:: Task instructions ::
Repeat the full listing, word for word.

:: Entries shown ::
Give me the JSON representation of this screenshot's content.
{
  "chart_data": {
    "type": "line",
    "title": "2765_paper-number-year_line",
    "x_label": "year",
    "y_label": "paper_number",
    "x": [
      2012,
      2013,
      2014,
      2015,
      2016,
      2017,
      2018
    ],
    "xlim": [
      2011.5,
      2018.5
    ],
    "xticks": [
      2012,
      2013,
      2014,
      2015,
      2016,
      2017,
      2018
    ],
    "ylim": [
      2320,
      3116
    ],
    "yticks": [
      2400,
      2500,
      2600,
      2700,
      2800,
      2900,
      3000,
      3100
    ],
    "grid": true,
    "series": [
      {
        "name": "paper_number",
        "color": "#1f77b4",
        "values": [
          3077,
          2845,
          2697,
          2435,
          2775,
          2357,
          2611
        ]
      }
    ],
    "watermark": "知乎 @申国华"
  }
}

:: Task solution ::
Give me the JSON representation of this screenshot's content.
{
  "chart_data": {
    "type": "line",
    "title": "2765_paper-number-year_line",
    "x_label": "year",
    "y_label": "paper_number",
    "x": [
      2012,
      2013,
      2014,
      2015,
      2016,
      2017,
      2018
    ],
    "xlim": [
      2011.5,
      2018.5
    ],
    "xticks": [
      2012,
      2013,
      2014,
      2015,
      2016,
      2017,
      2018
    ],
    "ylim": [
      2320,
      3116
    ],
    "yticks": [
      2400,
      2500,
      2600,
      2700,
      2800,
      2900,
      3000,
      3100
    ],
    "grid": true,
    "series": [
      {
        "name": "paper_number",
        "color": "#1f77b4",
        "values": [
          3077,
          2845,
          2697,
          2435,
          2775,
          2357,
          2611
        ]
      }
    ],
    "watermark": "知乎 @申国华"
  }
}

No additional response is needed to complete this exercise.